- Exercise directions -
Spot each line in the records below where the word "cancer" occurs, then copy it.

* START Listing *

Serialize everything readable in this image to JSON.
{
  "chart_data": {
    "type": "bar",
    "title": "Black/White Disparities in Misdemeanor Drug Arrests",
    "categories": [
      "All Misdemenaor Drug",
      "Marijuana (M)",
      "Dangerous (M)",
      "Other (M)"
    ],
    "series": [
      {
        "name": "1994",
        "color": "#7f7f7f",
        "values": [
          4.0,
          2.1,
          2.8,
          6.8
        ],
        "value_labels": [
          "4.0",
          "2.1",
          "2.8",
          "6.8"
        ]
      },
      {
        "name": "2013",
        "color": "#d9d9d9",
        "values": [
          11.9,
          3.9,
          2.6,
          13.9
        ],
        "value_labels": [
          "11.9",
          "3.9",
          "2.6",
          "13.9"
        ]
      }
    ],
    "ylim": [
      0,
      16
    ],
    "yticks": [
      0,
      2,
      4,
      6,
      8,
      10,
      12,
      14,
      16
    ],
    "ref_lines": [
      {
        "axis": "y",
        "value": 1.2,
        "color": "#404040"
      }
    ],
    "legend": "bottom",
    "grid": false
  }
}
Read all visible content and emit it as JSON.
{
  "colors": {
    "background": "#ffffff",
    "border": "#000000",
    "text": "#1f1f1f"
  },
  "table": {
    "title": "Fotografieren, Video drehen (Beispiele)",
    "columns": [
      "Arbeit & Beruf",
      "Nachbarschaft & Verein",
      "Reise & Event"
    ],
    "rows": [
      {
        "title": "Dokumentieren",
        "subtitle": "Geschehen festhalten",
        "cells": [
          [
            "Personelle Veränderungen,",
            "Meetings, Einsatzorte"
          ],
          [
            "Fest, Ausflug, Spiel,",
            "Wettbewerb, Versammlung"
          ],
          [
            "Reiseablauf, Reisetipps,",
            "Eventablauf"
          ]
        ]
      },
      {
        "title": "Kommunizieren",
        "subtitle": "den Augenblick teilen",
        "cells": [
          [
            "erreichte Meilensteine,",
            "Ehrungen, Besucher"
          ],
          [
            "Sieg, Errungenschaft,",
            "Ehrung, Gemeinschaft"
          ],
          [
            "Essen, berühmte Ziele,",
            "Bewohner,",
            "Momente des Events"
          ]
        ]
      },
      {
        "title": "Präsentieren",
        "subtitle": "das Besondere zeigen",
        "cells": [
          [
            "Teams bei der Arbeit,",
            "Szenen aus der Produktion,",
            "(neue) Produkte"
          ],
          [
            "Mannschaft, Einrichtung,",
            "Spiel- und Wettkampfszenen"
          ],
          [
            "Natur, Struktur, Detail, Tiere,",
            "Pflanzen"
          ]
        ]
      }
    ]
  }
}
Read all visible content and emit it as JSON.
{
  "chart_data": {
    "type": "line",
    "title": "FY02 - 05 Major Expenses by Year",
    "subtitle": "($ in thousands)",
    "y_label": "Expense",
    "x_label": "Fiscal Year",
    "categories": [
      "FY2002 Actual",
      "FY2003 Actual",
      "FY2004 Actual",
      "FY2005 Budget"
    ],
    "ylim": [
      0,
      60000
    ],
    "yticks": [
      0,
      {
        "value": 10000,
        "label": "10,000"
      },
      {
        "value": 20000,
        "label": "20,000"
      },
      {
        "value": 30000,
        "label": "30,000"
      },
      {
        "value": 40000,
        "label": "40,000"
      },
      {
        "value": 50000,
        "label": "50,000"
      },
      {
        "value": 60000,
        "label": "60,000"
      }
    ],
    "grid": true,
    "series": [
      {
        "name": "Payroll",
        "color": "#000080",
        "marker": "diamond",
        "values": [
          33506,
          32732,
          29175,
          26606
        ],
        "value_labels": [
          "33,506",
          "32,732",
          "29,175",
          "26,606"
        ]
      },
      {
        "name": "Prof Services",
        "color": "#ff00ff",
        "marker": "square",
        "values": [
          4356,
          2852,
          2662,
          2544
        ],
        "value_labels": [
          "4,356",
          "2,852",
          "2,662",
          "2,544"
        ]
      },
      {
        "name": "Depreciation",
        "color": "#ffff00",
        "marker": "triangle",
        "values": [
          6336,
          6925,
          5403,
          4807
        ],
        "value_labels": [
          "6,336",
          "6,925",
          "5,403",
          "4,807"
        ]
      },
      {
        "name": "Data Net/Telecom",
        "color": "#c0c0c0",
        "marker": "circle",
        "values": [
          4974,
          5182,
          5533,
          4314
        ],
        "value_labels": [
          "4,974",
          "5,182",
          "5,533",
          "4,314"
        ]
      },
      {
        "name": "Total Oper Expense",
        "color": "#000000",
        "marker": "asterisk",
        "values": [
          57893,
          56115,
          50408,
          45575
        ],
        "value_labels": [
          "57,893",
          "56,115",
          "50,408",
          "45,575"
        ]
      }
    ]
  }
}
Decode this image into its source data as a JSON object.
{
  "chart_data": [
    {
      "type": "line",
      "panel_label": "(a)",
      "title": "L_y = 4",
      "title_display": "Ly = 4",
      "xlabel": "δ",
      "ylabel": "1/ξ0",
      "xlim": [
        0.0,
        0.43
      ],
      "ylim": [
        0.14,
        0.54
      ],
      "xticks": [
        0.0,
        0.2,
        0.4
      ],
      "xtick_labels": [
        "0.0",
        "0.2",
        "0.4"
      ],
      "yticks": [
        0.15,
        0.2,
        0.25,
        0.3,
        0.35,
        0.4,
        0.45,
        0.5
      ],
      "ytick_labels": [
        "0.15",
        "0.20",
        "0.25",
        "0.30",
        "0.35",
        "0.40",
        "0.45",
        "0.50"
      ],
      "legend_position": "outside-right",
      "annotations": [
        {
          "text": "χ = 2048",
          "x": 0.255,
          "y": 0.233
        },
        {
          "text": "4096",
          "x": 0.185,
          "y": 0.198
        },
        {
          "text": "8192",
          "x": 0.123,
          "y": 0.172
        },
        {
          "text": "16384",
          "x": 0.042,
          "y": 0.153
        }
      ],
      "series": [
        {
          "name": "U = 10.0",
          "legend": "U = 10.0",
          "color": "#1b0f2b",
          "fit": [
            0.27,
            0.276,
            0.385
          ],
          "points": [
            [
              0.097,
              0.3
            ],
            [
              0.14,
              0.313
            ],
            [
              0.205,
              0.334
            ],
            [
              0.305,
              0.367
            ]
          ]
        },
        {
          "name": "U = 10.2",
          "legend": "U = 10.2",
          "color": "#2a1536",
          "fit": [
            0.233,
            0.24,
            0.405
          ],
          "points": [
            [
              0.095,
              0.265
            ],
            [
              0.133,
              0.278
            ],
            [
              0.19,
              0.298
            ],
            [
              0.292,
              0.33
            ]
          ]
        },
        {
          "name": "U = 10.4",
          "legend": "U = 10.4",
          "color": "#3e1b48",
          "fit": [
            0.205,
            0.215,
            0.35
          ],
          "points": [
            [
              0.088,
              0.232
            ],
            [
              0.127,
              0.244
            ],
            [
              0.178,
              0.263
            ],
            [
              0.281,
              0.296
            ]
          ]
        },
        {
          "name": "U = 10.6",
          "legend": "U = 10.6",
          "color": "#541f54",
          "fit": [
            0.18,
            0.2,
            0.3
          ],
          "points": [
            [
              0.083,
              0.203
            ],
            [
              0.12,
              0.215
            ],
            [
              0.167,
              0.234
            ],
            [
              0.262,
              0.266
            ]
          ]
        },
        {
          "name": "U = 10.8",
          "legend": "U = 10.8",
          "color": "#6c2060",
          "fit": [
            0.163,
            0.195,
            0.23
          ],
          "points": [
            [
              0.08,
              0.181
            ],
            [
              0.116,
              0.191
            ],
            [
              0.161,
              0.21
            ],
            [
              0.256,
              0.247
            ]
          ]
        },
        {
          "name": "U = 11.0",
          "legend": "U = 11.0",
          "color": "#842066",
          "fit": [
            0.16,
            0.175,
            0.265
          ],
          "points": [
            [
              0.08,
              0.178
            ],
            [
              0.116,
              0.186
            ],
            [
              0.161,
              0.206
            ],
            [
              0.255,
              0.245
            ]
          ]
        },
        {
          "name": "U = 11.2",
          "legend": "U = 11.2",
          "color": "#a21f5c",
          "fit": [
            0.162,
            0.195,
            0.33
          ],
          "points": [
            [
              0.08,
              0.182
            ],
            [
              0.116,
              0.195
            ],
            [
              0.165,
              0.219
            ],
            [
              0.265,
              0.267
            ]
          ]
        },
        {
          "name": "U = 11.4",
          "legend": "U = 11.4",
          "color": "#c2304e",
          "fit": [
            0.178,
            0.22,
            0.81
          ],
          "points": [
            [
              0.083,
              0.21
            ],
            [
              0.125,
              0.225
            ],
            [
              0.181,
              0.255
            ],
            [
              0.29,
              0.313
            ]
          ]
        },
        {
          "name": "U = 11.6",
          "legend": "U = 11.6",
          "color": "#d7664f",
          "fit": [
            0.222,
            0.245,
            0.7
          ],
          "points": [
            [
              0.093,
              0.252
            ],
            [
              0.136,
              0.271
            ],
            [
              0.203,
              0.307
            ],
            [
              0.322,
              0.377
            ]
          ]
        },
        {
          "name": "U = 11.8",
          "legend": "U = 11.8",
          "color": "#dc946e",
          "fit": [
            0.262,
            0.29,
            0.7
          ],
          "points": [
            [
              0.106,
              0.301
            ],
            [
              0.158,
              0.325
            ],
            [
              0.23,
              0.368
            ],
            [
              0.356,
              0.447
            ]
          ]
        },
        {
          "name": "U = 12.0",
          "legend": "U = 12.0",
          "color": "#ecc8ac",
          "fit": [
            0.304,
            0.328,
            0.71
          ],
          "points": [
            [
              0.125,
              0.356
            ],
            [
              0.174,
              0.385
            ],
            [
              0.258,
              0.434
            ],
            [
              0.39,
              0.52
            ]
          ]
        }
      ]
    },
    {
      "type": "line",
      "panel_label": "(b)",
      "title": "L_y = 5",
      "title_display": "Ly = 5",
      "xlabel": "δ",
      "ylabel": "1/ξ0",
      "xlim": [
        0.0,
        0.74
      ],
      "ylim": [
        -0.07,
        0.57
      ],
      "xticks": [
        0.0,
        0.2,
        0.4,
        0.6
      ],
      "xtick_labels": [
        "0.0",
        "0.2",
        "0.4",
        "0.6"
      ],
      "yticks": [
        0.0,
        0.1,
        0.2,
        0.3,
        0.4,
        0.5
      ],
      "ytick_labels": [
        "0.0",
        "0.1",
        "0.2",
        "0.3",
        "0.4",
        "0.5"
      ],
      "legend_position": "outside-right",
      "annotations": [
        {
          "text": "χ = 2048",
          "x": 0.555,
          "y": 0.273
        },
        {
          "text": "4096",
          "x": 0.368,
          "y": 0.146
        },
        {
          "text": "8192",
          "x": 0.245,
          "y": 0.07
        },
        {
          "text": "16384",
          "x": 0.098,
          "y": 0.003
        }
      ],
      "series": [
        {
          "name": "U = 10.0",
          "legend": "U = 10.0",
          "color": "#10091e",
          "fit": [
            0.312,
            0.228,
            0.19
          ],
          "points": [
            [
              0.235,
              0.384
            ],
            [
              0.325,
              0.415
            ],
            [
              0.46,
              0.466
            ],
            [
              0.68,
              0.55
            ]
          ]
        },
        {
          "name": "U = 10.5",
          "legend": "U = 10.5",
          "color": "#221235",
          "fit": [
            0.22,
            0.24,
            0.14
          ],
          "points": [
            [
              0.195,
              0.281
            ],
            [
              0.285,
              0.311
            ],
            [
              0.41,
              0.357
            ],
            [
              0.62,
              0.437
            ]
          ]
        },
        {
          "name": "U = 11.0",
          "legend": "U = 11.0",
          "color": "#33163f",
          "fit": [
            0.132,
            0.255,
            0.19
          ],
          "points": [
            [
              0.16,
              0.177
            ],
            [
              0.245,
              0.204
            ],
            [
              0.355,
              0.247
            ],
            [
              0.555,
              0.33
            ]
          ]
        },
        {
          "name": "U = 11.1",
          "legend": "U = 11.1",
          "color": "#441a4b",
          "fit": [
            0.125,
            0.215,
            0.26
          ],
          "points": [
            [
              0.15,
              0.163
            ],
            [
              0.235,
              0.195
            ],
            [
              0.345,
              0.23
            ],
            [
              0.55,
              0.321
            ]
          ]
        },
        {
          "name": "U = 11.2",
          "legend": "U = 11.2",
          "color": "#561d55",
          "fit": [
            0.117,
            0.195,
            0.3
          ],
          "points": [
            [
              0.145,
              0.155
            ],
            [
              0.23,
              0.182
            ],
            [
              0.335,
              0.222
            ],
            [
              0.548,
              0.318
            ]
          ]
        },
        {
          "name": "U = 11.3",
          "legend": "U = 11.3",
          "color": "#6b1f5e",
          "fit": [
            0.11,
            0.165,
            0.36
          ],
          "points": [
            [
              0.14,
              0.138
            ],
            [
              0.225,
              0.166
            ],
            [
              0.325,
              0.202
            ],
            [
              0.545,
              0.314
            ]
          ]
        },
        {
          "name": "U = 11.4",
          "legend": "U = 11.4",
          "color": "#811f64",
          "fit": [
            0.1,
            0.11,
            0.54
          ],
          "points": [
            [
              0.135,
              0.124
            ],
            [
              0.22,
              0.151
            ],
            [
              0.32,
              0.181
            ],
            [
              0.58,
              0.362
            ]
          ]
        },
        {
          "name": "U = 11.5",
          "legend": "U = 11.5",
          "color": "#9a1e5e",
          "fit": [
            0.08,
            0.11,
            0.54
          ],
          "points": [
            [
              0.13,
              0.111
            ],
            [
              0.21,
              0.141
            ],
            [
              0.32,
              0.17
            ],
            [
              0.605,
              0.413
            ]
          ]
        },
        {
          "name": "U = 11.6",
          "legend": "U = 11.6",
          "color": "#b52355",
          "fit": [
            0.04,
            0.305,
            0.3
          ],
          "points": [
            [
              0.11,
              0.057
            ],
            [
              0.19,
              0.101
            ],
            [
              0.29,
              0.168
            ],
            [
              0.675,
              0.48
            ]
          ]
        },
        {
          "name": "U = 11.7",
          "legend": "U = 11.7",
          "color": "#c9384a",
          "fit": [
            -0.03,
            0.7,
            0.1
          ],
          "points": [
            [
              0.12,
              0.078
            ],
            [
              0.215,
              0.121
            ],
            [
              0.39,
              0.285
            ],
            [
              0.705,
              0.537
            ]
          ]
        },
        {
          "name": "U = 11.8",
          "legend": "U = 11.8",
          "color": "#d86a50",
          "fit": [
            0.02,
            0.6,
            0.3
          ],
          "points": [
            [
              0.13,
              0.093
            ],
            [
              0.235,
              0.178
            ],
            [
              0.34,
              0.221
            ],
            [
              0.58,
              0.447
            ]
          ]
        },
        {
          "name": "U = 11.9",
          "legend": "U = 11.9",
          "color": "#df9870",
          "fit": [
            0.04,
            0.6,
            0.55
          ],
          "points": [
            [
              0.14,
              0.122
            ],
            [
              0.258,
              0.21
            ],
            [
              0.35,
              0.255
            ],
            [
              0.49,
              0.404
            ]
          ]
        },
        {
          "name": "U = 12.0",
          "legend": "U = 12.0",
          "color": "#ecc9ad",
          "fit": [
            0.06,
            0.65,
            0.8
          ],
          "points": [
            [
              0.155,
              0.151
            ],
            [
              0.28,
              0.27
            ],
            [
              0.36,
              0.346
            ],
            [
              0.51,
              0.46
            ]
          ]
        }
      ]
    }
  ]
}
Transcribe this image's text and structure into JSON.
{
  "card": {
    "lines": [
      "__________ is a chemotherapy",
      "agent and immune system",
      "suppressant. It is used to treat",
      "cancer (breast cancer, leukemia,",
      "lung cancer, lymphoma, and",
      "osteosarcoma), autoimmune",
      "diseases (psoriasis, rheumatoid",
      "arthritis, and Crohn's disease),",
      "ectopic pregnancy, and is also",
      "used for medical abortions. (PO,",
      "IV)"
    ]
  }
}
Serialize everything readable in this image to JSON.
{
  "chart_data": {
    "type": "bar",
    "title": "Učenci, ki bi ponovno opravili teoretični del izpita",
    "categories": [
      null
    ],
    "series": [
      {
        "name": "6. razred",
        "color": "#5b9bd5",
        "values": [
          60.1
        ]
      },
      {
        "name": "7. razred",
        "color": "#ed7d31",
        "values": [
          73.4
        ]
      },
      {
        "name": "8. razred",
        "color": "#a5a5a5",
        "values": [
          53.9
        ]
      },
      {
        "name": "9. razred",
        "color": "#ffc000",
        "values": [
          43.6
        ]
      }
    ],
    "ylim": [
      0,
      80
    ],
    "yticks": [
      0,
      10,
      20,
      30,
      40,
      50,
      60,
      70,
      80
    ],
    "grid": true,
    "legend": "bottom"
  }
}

* END Listing *

- Written solution -
      "cancer (breast cancer, leukemia,",
      "lung cancer, lymphoma, and",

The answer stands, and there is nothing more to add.